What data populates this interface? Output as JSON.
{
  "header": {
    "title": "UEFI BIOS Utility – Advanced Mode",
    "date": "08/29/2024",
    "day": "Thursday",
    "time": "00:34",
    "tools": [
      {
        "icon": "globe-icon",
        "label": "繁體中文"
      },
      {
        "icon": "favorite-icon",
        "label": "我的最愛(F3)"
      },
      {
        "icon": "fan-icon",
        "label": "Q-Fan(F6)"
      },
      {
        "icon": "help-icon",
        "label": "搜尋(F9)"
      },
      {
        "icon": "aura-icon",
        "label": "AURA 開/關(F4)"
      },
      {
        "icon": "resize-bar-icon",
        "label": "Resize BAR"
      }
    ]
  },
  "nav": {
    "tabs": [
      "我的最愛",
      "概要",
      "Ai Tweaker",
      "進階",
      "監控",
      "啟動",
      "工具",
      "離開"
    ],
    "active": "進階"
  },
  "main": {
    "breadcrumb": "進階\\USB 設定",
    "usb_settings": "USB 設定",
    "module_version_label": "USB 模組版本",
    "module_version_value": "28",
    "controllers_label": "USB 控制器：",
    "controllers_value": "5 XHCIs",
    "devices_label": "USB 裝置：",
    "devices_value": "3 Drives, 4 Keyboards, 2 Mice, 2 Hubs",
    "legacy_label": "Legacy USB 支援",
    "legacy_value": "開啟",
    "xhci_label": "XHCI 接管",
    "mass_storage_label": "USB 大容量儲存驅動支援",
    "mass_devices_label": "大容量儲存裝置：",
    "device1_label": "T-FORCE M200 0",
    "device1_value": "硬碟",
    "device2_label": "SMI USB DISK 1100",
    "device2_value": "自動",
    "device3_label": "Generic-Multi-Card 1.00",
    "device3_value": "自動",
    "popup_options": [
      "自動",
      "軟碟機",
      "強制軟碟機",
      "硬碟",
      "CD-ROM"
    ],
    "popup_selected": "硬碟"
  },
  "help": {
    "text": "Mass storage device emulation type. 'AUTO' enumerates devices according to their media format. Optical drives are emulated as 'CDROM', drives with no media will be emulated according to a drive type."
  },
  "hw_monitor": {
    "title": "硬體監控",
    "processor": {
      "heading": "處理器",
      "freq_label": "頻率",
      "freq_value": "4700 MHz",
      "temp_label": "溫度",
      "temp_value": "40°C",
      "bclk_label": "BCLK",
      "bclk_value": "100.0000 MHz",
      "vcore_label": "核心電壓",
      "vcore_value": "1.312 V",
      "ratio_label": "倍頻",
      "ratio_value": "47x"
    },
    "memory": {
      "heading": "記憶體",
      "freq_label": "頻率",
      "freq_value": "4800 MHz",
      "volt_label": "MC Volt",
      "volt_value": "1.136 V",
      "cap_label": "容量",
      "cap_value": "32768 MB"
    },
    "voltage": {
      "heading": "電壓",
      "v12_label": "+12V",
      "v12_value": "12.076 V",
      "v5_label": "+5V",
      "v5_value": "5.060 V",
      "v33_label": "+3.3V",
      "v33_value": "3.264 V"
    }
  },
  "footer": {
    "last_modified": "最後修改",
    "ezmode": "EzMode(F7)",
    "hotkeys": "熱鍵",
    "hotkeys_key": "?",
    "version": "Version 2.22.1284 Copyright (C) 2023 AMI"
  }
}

- _DIRECTION_: What is the number of lines in the listing that contain the string "title"? Reply with that number alone.

- _REPLY TO THE EXERCISE_: 2